Reproduce every entry exactly, without alteration.

◆ **RECORD EXTRACTS**:
□ □ □ □ □ □ □

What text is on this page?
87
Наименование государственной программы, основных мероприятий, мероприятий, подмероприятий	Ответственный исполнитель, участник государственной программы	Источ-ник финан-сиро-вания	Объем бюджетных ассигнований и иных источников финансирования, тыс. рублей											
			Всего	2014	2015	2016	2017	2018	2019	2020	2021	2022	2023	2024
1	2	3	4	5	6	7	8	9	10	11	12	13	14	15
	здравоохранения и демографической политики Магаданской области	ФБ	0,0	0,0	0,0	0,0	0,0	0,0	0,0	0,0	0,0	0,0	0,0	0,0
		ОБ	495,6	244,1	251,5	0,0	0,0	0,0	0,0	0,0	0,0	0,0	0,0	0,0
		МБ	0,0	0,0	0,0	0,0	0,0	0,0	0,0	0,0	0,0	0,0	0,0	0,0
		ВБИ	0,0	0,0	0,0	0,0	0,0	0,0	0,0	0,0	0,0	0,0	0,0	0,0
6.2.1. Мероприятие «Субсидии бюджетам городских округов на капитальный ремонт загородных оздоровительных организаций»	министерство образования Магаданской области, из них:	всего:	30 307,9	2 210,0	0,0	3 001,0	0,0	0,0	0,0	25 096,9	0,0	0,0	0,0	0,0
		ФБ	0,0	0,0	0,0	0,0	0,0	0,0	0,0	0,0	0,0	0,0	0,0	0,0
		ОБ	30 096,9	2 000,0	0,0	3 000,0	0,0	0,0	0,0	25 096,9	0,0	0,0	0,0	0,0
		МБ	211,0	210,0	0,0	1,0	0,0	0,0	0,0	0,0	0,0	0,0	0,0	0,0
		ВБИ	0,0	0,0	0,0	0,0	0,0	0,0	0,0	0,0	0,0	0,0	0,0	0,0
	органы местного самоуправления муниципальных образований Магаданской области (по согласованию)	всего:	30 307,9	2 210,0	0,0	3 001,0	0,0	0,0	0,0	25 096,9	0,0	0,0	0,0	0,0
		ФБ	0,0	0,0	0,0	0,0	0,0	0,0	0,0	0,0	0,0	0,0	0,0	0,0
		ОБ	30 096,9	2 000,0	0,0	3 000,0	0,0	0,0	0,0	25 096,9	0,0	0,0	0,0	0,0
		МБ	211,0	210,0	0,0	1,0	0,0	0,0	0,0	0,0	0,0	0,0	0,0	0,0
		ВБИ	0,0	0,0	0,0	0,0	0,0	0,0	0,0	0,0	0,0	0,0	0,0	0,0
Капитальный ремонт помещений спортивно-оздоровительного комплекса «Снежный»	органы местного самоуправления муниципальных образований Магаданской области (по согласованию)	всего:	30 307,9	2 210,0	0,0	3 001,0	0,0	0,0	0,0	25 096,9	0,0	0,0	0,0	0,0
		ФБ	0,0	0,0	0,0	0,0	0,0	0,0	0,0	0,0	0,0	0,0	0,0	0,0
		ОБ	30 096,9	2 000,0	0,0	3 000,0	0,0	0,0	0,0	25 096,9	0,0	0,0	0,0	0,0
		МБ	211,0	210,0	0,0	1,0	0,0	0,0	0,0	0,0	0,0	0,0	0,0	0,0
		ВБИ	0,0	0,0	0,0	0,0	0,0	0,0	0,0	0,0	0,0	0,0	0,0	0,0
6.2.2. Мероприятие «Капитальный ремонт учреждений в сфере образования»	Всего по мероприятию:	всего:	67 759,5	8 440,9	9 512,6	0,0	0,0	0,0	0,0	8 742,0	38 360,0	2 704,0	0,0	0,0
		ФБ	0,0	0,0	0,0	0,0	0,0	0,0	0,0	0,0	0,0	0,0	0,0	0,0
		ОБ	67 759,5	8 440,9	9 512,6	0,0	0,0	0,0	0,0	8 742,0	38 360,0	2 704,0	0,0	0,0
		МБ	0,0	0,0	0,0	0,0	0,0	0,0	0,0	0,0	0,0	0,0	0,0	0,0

□ □ □ □ □ □ □

◆ **ANSWER TO THE TASK**:
What text is on this page?
87
Наименование государственной программы, основных мероприятий, мероприятий, подмероприятий	Ответственный исполнитель, участник государственной программы	Источ-ник финан-сиро-вания	Объем бюджетных ассигнований и иных источников финансирования, тыс. рублей											
			Всего	2014	2015	2016	2017	2018	2019	2020	2021	2022	2023	2024
1	2	3	4	5	6	7	8	9	10	11	12	13	14	15
	здравоохранения и демографической политики Магаданской области	ФБ	0,0	0,0	0,0	0,0	0,0	0,0	0,0	0,0	0,0	0,0	0,0	0,0
		ОБ	495,6	244,1	251,5	0,0	0,0	0,0	0,0	0,0	0,0	0,0	0,0	0,0
		МБ	0,0	0,0	0,0	0,0	0,0	0,0	0,0	0,0	0,0	0,0	0,0	0,0
		ВБИ	0,0	0,0	0,0	0,0	0,0	0,0	0,0	0,0	0,0	0,0	0,0	0,0
6.2.1. Мероприятие «Субсидии бюджетам городских округов на капитальный ремонт загородных оздоровительных организаций»	министерство образования Магаданской области, из них:	всего:	30 307,9	2 210,0	0,0	3 001,0	0,0	0,0	0,0	25 096,9	0,0	0,0	0,0	0,0
		ФБ	0,0	0,0	0,0	0,0	0,0	0,0	0,0	0,0	0,0	0,0	0,0	0,0
		ОБ	30 096,9	2 000,0	0,0	3 000,0	0,0	0,0	0,0	25 096,9	0,0	0,0	0,0	0,0
		МБ	211,0	210,0	0,0	1,0	0,0	0,0	0,0	0,0	0,0	0,0	0,0	0,0
		ВБИ	0,0	0,0	0,0	0,0	0,0	0,0	0,0	0,0	0,0	0,0	0,0	0,0
	органы местного самоуправления муниципальных образований Магаданской области (по согласованию)	всего:	30 307,9	2 210,0	0,0	3 001,0	0,0	0,0	0,0	25 096,9	0,0	0,0	0,0	0,0
		ФБ	0,0	0,0	0,0	0,0	0,0	0,0	0,0	0,0	0,0	0,0	0,0	0,0
		ОБ	30 096,9	2 000,0	0,0	3 000,0	0,0	0,0	0,0	25 096,9	0,0	0,0	0,0	0,0
		МБ	211,0	210,0	0,0	1,0	0,0	0,0	0,0	0,0	0,0	0,0	0,0	0,0
		ВБИ	0,0	0,0	0,0	0,0	0,0	0,0	0,0	0,0	0,0	0,0	0,0	0,0
Капитальный ремонт помещений спортивно-оздоровительного комплекса «Снежный»	органы местного самоуправления муниципальных образований Магаданской области (по согласованию)	всего:	30 307,9	2 210,0	0,0	3 001,0	0,0	0,0	0,0	25 096,9	0,0	0,0	0,0	0,0
		ФБ	0,0	0,0	0,0	0,0	0,0	0,0	0,0	0,0	0,0	0,0	0,0	0,0
		ОБ	30 096,9	2 000,0	0,0	3 000,0	0,0	0,0	0,0	25 096,9	0,0	0,0	0,0	0,0
		МБ	211,0	210,0	0,0	1,0	0,0	0,0	0,0	0,0	0,0	0,0	0,0	0,0
		ВБИ	0,0	0,0	0,0	0,0	0,0	0,0	0,0	0,0	0,0	0,0	0,0	0,0
6.2.2. Мероприятие «Капитальный ремонт учреждений в сфере образования»	Всего по мероприятию:	всего:	67 759,5	8 440,9	9 512,6	0,0	0,0	0,0	0,0	8 742,0	38 360,0	2 704,0	0,0	0,0
		ФБ	0,0	0,0	0,0	0,0	0,0	0,0	0,0	0,0	0,0	0,0	0,0	0,0
		ОБ	67 759,5	8 440,9	9 512,6	0,0	0,0	0,0	0,0	8 742,0	38 360,0	2 704,0	0,0	0,0
		МБ	0,0	0,0	0,0	0,0	0,0	0,0	0,0	0,0	0,0	0,0	0,0	0,0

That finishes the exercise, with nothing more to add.